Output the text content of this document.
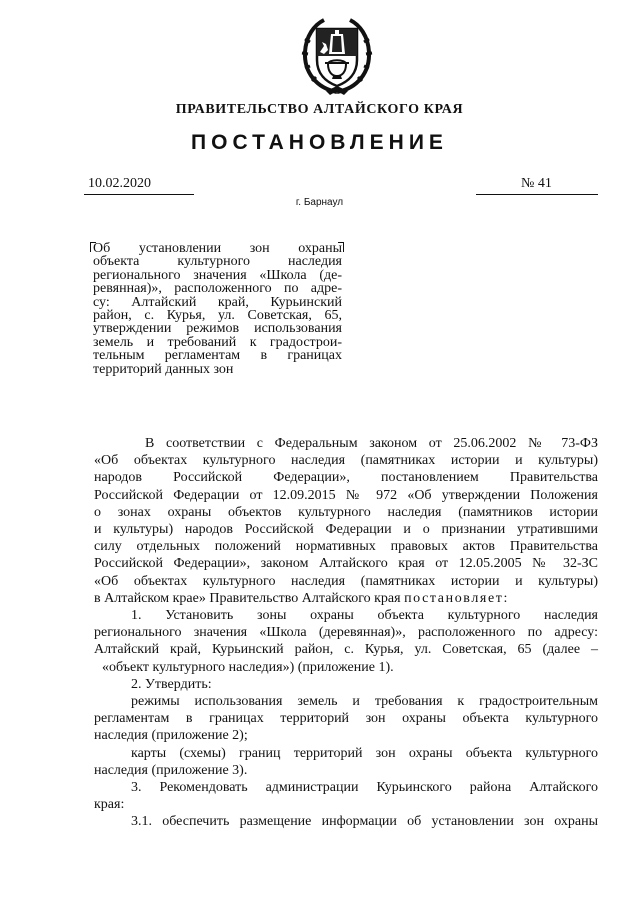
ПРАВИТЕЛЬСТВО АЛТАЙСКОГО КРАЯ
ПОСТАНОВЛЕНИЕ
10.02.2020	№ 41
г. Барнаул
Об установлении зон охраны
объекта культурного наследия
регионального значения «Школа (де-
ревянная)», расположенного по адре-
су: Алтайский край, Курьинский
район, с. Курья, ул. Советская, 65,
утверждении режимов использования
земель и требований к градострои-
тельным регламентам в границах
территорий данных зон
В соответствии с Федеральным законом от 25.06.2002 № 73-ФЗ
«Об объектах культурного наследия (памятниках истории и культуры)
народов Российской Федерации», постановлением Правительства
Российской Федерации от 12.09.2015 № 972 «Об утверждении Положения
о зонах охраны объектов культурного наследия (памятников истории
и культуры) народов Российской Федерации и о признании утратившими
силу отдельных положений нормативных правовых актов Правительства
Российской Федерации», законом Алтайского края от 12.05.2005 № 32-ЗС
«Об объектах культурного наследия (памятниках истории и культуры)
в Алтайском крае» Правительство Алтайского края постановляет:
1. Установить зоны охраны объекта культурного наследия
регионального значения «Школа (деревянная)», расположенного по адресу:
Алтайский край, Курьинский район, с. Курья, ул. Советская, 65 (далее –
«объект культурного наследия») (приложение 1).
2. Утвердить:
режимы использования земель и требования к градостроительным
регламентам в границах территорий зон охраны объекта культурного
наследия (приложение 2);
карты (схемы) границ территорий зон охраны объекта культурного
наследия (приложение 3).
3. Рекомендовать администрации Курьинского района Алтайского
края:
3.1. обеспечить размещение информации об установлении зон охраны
--- --- ---
● The task
Pictures in the records should not appear in your copy, but everything else must be transcribed exactly.

● Solved exercise
Output the text content of this document.
ПРАВИТЕЛЬСТВО АЛТАЙСКОГО КРАЯ
ПОСТАНОВЛЕНИЕ
10.02.2020	№ 41
г. Барнаул
Об установлении зон охраны
объекта культурного наследия
регионального значения «Школа (де-
ревянная)», расположенного по адре-
су: Алтайский край, Курьинский
район, с. Курья, ул. Советская, 65,
утверждении режимов использования
земель и требований к градострои-
тельным регламентам в границах
территорий данных зон
В соответствии с Федеральным законом от 25.06.2002 № 73-ФЗ
«Об объектах культурного наследия (памятниках истории и культуры)
народов Российской Федерации», постановлением Правительства
Российской Федерации от 12.09.2015 № 972 «Об утверждении Положения
о зонах охраны объектов культурного наследия (памятников истории
и культуры) народов Российской Федерации и о признании утратившими
силу отдельных положений нормативных правовых актов Правительства
Российской Федерации», законом Алтайского края от 12.05.2005 № 32-ЗС
«Об объектах культурного наследия (памятниках истории и культуры)
в Алтайском крае» Правительство Алтайского края постановляет:
1. Установить зоны охраны объекта культурного наследия
регионального значения «Школа (деревянная)», расположенного по адресу:
Алтайский край, Курьинский район, с. Курья, ул. Советская, 65 (далее –
«объект культурного наследия») (приложение 1).
2. Утвердить:
режимы использования земель и требования к градостроительным
регламентам в границах территорий зон охраны объекта культурного
наследия (приложение 2);
карты (схемы) границ территорий зон охраны объекта культурного
наследия (приложение 3).
3. Рекомендовать администрации Курьинского района Алтайского
края:
3.1. обеспечить размещение информации об установлении зон охраны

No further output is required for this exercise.